• **TASK REQUIREMENTS**
Retype the whole listing below, character for character.

• **EXCERPTED DATA**
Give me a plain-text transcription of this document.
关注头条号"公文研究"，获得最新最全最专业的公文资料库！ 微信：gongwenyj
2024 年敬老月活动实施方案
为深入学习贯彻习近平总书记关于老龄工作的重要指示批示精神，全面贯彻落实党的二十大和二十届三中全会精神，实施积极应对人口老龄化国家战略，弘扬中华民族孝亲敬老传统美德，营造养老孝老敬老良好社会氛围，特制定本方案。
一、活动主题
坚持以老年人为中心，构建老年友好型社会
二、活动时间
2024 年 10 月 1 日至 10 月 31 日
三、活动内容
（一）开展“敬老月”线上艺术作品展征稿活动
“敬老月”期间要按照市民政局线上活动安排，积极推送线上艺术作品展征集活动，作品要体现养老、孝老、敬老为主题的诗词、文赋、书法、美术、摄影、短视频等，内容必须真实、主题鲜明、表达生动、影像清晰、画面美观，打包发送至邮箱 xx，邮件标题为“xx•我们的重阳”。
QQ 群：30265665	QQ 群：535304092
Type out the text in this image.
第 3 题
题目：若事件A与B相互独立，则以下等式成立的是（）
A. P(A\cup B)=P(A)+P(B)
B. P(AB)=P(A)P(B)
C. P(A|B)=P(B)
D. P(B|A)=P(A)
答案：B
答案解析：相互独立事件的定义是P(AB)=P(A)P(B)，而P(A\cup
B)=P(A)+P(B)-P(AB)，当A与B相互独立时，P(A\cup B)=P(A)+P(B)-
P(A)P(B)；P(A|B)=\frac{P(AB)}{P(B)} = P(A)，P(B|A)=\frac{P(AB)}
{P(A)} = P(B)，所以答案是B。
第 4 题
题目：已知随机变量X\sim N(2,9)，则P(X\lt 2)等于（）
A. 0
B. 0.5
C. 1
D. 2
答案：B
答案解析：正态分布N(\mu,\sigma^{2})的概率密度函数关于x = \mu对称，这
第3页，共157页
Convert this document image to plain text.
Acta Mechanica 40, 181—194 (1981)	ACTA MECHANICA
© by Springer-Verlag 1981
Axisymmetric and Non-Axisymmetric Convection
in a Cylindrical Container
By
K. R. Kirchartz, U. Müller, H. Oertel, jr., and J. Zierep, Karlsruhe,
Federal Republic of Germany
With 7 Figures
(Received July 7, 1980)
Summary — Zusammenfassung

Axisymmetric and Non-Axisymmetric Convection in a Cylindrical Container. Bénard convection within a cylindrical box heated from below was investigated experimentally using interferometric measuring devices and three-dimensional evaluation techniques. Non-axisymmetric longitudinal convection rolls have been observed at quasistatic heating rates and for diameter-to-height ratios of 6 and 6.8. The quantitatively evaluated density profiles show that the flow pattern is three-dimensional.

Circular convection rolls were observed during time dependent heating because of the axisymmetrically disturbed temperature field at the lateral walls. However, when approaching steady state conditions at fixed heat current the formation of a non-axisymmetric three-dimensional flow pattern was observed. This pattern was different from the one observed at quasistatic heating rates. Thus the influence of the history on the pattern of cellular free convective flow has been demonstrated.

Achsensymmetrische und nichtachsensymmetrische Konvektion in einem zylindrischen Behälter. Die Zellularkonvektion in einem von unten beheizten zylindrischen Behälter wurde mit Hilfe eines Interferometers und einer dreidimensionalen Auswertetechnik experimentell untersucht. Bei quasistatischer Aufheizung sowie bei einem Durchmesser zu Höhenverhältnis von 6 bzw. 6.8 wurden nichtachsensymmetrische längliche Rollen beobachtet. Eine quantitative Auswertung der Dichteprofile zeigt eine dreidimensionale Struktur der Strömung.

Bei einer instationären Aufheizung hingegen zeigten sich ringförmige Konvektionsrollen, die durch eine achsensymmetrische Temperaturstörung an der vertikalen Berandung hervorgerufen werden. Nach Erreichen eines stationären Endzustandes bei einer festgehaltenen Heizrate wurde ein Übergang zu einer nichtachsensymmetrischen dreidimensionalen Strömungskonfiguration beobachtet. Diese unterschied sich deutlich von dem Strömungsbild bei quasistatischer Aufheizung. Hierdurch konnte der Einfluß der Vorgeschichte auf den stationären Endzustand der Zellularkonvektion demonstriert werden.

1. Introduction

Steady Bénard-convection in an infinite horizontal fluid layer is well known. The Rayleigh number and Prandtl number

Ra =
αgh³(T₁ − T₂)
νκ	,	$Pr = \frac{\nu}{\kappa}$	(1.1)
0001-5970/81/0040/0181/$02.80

• **CORRECT ANSWER**
Give me a plain-text transcription of this document.
关注头条号"公文研究"，获得最新最全最专业的公文资料库！ 微信：gongwenyj
2024 年敬老月活动实施方案
为深入学习贯彻习近平总书记关于老龄工作的重要指示批示精神，全面贯彻落实党的二十大和二十届三中全会精神，实施积极应对人口老龄化国家战略，弘扬中华民族孝亲敬老传统美德，营造养老孝老敬老良好社会氛围，特制定本方案。
一、活动主题
坚持以老年人为中心，构建老年友好型社会
二、活动时间
2024 年 10 月 1 日至 10 月 31 日
三、活动内容
（一）开展“敬老月”线上艺术作品展征稿活动
“敬老月”期间要按照市民政局线上活动安排，积极推送线上艺术作品展征集活动，作品要体现养老、孝老、敬老为主题的诗词、文赋、书法、美术、摄影、短视频等，内容必须真实、主题鲜明、表达生动、影像清晰、画面美观，打包发送至邮箱 xx，邮件标题为“xx•我们的重阳”。
QQ 群：30265665	QQ 群：535304092
Type out the text in this image.
第 3 题
题目：若事件A与B相互独立，则以下等式成立的是（）
A. P(A\cup B)=P(A)+P(B)
B. P(AB)=P(A)P(B)
C. P(A|B)=P(B)
D. P(B|A)=P(A)
答案：B
答案解析：相互独立事件的定义是P(AB)=P(A)P(B)，而P(A\cup
B)=P(A)+P(B)-P(AB)，当A与B相互独立时，P(A\cup B)=P(A)+P(B)-
P(A)P(B)；P(A|B)=\frac{P(AB)}{P(B)} = P(A)，P(B|A)=\frac{P(AB)}
{P(A)} = P(B)，所以答案是B。
第 4 题
题目：已知随机变量X\sim N(2,9)，则P(X\lt 2)等于（）
A. 0
B. 0.5
C. 1
D. 2
答案：B
答案解析：正态分布N(\mu,\sigma^{2})的概率密度函数关于x = \mu对称，这
第3页，共157页
Convert this document image to plain text.
Acta Mechanica 40, 181—194 (1981)	ACTA MECHANICA
© by Springer-Verlag 1981
Axisymmetric and Non-Axisymmetric Convection
in a Cylindrical Container
By
K. R. Kirchartz, U. Müller, H. Oertel, jr., and J. Zierep, Karlsruhe,
Federal Republic of Germany
With 7 Figures
(Received July 7, 1980)
Summary — Zusammenfassung

Axisymmetric and Non-Axisymmetric Convection in a Cylindrical Container. Bénard convection within a cylindrical box heated from below was investigated experimentally using interferometric measuring devices and three-dimensional evaluation techniques. Non-axisymmetric longitudinal convection rolls have been observed at quasistatic heating rates and for diameter-to-height ratios of 6 and 6.8. The quantitatively evaluated density profiles show that the flow pattern is three-dimensional.

Circular convection rolls were observed during time dependent heating because of the axisymmetrically disturbed temperature field at the lateral walls. However, when approaching steady state conditions at fixed heat current the formation of a non-axisymmetric three-dimensional flow pattern was observed. This pattern was different from the one observed at quasistatic heating rates. Thus the influence of the history on the pattern of cellular free convective flow has been demonstrated.

Achsensymmetrische und nichtachsensymmetrische Konvektion in einem zylindrischen Behälter. Die Zellularkonvektion in einem von unten beheizten zylindrischen Behälter wurde mit Hilfe eines Interferometers und einer dreidimensionalen Auswertetechnik experimentell untersucht. Bei quasistatischer Aufheizung sowie bei einem Durchmesser zu Höhenverhältnis von 6 bzw. 6.8 wurden nichtachsensymmetrische längliche Rollen beobachtet. Eine quantitative Auswertung der Dichteprofile zeigt eine dreidimensionale Struktur der Strömung.

Bei einer instationären Aufheizung hingegen zeigten sich ringförmige Konvektionsrollen, die durch eine achsensymmetrische Temperaturstörung an der vertikalen Berandung hervorgerufen werden. Nach Erreichen eines stationären Endzustandes bei einer festgehaltenen Heizrate wurde ein Übergang zu einer nichtachsensymmetrischen dreidimensionalen Strömungskonfiguration beobachtet. Diese unterschied sich deutlich von dem Strömungsbild bei quasistatischer Aufheizung. Hierdurch konnte der Einfluß der Vorgeschichte auf den stationären Endzustand der Zellularkonvektion demonstriert werden.

1. Introduction

Steady Bénard-convection in an infinite horizontal fluid layer is well known. The Rayleigh number and Prandtl number

Ra =
αgh³(T₁ − T₂)
νκ	,	$Pr = \frac{\nu}{\kappa}$	(1.1)
0001-5970/81/0040/0181/$02.80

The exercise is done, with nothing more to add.